**PROBLEM REQUIREMENTS:** Take down each entry exactly as written.

## START WORKING DATA

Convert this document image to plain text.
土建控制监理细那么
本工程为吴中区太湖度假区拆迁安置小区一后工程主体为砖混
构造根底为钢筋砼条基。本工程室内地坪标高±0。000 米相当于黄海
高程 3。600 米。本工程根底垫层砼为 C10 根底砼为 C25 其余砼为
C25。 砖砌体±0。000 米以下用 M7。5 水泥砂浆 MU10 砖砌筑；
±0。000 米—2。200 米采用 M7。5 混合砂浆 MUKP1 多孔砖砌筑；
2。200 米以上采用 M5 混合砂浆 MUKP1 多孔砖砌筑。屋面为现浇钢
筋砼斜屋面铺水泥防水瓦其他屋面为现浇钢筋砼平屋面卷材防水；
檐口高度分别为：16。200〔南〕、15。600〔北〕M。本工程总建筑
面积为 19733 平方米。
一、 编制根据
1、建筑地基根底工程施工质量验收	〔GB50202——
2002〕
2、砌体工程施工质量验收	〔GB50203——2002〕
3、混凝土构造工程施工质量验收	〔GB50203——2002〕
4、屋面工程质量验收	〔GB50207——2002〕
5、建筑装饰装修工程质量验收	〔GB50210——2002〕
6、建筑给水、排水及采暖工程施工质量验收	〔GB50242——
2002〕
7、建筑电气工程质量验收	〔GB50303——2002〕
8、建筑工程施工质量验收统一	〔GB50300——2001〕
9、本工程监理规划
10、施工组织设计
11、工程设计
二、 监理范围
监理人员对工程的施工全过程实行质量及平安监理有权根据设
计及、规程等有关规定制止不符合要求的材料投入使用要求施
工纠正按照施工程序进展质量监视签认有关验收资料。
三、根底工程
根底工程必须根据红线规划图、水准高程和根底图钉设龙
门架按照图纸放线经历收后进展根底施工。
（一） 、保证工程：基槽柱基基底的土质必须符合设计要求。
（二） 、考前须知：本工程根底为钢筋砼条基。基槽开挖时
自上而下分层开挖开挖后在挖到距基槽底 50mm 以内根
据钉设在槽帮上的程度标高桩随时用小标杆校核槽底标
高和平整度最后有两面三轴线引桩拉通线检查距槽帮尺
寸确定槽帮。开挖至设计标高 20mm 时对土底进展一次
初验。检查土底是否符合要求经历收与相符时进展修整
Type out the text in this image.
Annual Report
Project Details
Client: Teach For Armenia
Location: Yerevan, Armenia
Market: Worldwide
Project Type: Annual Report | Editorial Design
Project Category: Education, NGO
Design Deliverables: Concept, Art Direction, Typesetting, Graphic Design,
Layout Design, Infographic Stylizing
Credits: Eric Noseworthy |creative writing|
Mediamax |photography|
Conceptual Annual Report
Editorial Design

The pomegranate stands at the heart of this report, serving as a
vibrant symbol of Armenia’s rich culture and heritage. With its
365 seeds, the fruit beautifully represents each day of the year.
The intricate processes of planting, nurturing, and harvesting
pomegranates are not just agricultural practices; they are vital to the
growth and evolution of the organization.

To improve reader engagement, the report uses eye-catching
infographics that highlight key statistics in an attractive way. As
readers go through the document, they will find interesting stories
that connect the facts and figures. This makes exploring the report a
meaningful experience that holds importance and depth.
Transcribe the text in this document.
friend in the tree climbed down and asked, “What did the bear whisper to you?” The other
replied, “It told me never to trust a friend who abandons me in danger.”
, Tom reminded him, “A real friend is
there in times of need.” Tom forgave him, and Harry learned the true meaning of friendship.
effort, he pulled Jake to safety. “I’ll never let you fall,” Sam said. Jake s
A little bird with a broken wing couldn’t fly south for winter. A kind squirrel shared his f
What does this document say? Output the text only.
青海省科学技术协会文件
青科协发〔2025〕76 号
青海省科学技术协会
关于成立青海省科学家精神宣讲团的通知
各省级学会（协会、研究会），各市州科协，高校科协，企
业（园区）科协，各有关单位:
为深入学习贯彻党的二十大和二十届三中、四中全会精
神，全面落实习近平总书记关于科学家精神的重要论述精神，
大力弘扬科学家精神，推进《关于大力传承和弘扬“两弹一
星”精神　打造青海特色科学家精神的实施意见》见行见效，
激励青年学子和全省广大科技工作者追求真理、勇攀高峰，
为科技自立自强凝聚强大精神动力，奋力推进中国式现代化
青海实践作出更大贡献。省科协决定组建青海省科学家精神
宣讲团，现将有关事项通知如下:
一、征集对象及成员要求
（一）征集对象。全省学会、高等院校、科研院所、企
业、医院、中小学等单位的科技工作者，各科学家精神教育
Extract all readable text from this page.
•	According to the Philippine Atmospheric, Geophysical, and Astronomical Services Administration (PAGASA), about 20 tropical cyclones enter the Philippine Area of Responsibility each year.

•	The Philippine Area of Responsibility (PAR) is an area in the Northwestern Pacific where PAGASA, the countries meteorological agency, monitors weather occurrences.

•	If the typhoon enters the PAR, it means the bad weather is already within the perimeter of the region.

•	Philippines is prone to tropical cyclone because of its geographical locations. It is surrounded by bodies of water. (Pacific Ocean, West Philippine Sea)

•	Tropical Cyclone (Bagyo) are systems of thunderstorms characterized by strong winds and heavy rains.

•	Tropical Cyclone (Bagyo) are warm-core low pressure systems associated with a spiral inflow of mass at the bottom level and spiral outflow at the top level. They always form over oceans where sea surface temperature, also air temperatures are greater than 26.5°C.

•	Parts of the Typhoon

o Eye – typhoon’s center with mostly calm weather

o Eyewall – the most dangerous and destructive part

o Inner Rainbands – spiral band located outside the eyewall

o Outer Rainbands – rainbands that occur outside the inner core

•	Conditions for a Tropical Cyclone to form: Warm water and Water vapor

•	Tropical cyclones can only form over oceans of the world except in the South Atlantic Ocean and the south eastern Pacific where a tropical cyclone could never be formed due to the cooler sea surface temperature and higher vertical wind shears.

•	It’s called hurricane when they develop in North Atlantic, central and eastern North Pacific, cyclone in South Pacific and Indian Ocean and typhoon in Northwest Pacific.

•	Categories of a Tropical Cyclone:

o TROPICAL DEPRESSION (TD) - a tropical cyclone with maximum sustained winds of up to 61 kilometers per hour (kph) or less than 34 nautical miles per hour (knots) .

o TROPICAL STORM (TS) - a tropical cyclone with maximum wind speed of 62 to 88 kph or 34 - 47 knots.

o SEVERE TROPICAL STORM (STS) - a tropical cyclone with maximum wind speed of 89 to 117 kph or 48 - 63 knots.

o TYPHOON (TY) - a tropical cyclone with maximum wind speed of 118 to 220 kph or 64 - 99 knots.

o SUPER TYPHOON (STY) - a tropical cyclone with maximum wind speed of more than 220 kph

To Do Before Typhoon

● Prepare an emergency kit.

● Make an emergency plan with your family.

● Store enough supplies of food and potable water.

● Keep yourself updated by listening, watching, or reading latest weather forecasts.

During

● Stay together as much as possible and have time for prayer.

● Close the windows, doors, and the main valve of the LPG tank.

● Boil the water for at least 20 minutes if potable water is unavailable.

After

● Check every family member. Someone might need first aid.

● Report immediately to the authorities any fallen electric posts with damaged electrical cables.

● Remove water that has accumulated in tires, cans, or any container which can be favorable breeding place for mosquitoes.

## END WORKING DATA

**OUTPUT FOR THIS EXERCISE:**
Convert this document image to plain text.
土建控制监理细那么
本工程为吴中区太湖度假区拆迁安置小区一后工程主体为砖混
构造根底为钢筋砼条基。本工程室内地坪标高±0。000 米相当于黄海
高程 3。600 米。本工程根底垫层砼为 C10 根底砼为 C25 其余砼为
C25。 砖砌体±0。000 米以下用 M7。5 水泥砂浆 MU10 砖砌筑；
±0。000 米—2。200 米采用 M7。5 混合砂浆 MUKP1 多孔砖砌筑；
2。200 米以上采用 M5 混合砂浆 MUKP1 多孔砖砌筑。屋面为现浇钢
筋砼斜屋面铺水泥防水瓦其他屋面为现浇钢筋砼平屋面卷材防水；
檐口高度分别为：16。200〔南〕、15。600〔北〕M。本工程总建筑
面积为 19733 平方米。
一、 编制根据
1、建筑地基根底工程施工质量验收	〔GB50202——
2002〕
2、砌体工程施工质量验收	〔GB50203——2002〕
3、混凝土构造工程施工质量验收	〔GB50203——2002〕
4、屋面工程质量验收	〔GB50207——2002〕
5、建筑装饰装修工程质量验收	〔GB50210——2002〕
6、建筑给水、排水及采暖工程施工质量验收	〔GB50242——
2002〕
7、建筑电气工程质量验收	〔GB50303——2002〕
8、建筑工程施工质量验收统一	〔GB50300——2001〕
9、本工程监理规划
10、施工组织设计
11、工程设计
二、 监理范围
监理人员对工程的施工全过程实行质量及平安监理有权根据设
计及、规程等有关规定制止不符合要求的材料投入使用要求施
工纠正按照施工程序进展质量监视签认有关验收资料。
三、根底工程
根底工程必须根据红线规划图、水准高程和根底图钉设龙
门架按照图纸放线经历收后进展根底施工。
（一） 、保证工程：基槽柱基基底的土质必须符合设计要求。
（二） 、考前须知：本工程根底为钢筋砼条基。基槽开挖时
自上而下分层开挖开挖后在挖到距基槽底 50mm 以内根
据钉设在槽帮上的程度标高桩随时用小标杆校核槽底标
高和平整度最后有两面三轴线引桩拉通线检查距槽帮尺
寸确定槽帮。开挖至设计标高 20mm 时对土底进展一次
初验。检查土底是否符合要求经历收与相符时进展修整
Type out the text in this image.
Annual Report
Project Details
Client: Teach For Armenia
Location: Yerevan, Armenia
Market: Worldwide
Project Type: Annual Report | Editorial Design
Project Category: Education, NGO
Design Deliverables: Concept, Art Direction, Typesetting, Graphic Design,
Layout Design, Infographic Stylizing
Credits: Eric Noseworthy |creative writing|
Mediamax |photography|
Conceptual Annual Report
Editorial Design

The pomegranate stands at the heart of this report, serving as a
vibrant symbol of Armenia’s rich culture and heritage. With its
365 seeds, the fruit beautifully represents each day of the year.
The intricate processes of planting, nurturing, and harvesting
pomegranates are not just agricultural practices; they are vital to the
growth and evolution of the organization.

To improve reader engagement, the report uses eye-catching
infographics that highlight key statistics in an attractive way. As
readers go through the document, they will find interesting stories
that connect the facts and figures. This makes exploring the report a
meaningful experience that holds importance and depth.
Transcribe the text in this document.
friend in the tree climbed down and asked, “What did the bear whisper to you?” The other
replied, “It told me never to trust a friend who abandons me in danger.”
, Tom reminded him, “A real friend is
there in times of need.” Tom forgave him, and Harry learned the true meaning of friendship.
effort, he pulled Jake to safety. “I’ll never let you fall,” Sam said. Jake s
A little bird with a broken wing couldn’t fly south for winter. A kind squirrel shared his f
What does this document say? Output the text only.
青海省科学技术协会文件
青科协发〔2025〕76 号
青海省科学技术协会
关于成立青海省科学家精神宣讲团的通知
各省级学会（协会、研究会），各市州科协，高校科协，企
业（园区）科协，各有关单位:
为深入学习贯彻党的二十大和二十届三中、四中全会精
神，全面落实习近平总书记关于科学家精神的重要论述精神，
大力弘扬科学家精神，推进《关于大力传承和弘扬“两弹一
星”精神　打造青海特色科学家精神的实施意见》见行见效，
激励青年学子和全省广大科技工作者追求真理、勇攀高峰，
为科技自立自强凝聚强大精神动力，奋力推进中国式现代化
青海实践作出更大贡献。省科协决定组建青海省科学家精神
宣讲团，现将有关事项通知如下:
一、征集对象及成员要求
（一）征集对象。全省学会、高等院校、科研院所、企
业、医院、中小学等单位的科技工作者，各科学家精神教育
Extract all readable text from this page.
•	According to the Philippine Atmospheric, Geophysical, and Astronomical Services Administration (PAGASA), about 20 tropical cyclones enter the Philippine Area of Responsibility each year.

•	The Philippine Area of Responsibility (PAR) is an area in the Northwestern Pacific where PAGASA, the countries meteorological agency, monitors weather occurrences.

•	If the typhoon enters the PAR, it means the bad weather is already within the perimeter of the region.

•	Philippines is prone to tropical cyclone because of its geographical locations. It is surrounded by bodies of water. (Pacific Ocean, West Philippine Sea)

•	Tropical Cyclone (Bagyo) are systems of thunderstorms characterized by strong winds and heavy rains.

•	Tropical Cyclone (Bagyo) are warm-core low pressure systems associated with a spiral inflow of mass at the bottom level and spiral outflow at the top level. They always form over oceans where sea surface temperature, also air temperatures are greater than 26.5°C.

•	Parts of the Typhoon

o Eye – typhoon’s center with mostly calm weather

o Eyewall – the most dangerous and destructive part

o Inner Rainbands – spiral band located outside the eyewall

o Outer Rainbands – rainbands that occur outside the inner core

•	Conditions for a Tropical Cyclone to form: Warm water and Water vapor

•	Tropical cyclones can only form over oceans of the world except in the South Atlantic Ocean and the south eastern Pacific where a tropical cyclone could never be formed due to the cooler sea surface temperature and higher vertical wind shears.

•	It’s called hurricane when they develop in North Atlantic, central and eastern North Pacific, cyclone in South Pacific and Indian Ocean and typhoon in Northwest Pacific.

•	Categories of a Tropical Cyclone:

o TROPICAL DEPRESSION (TD) - a tropical cyclone with maximum sustained winds of up to 61 kilometers per hour (kph) or less than 34 nautical miles per hour (knots) .

o TROPICAL STORM (TS) - a tropical cyclone with maximum wind speed of 62 to 88 kph or 34 - 47 knots.

o SEVERE TROPICAL STORM (STS) - a tropical cyclone with maximum wind speed of 89 to 117 kph or 48 - 63 knots.

o TYPHOON (TY) - a tropical cyclone with maximum wind speed of 118 to 220 kph or 64 - 99 knots.

o SUPER TYPHOON (STY) - a tropical cyclone with maximum wind speed of more than 220 kph

To Do Before Typhoon

● Prepare an emergency kit.

● Make an emergency plan with your family.

● Store enough supplies of food and potable water.

● Keep yourself updated by listening, watching, or reading latest weather forecasts.

During

● Stay together as much as possible and have time for prayer.

● Close the windows, doors, and the main valve of the LPG tank.

● Boil the water for at least 20 minutes if potable water is unavailable.

After

● Check every family member. Someone might need first aid.

● Report immediately to the authorities any fallen electric posts with damaged electrical cables.

● Remove water that has accumulated in tires, cans, or any container which can be favorable breeding place for mosquitoes.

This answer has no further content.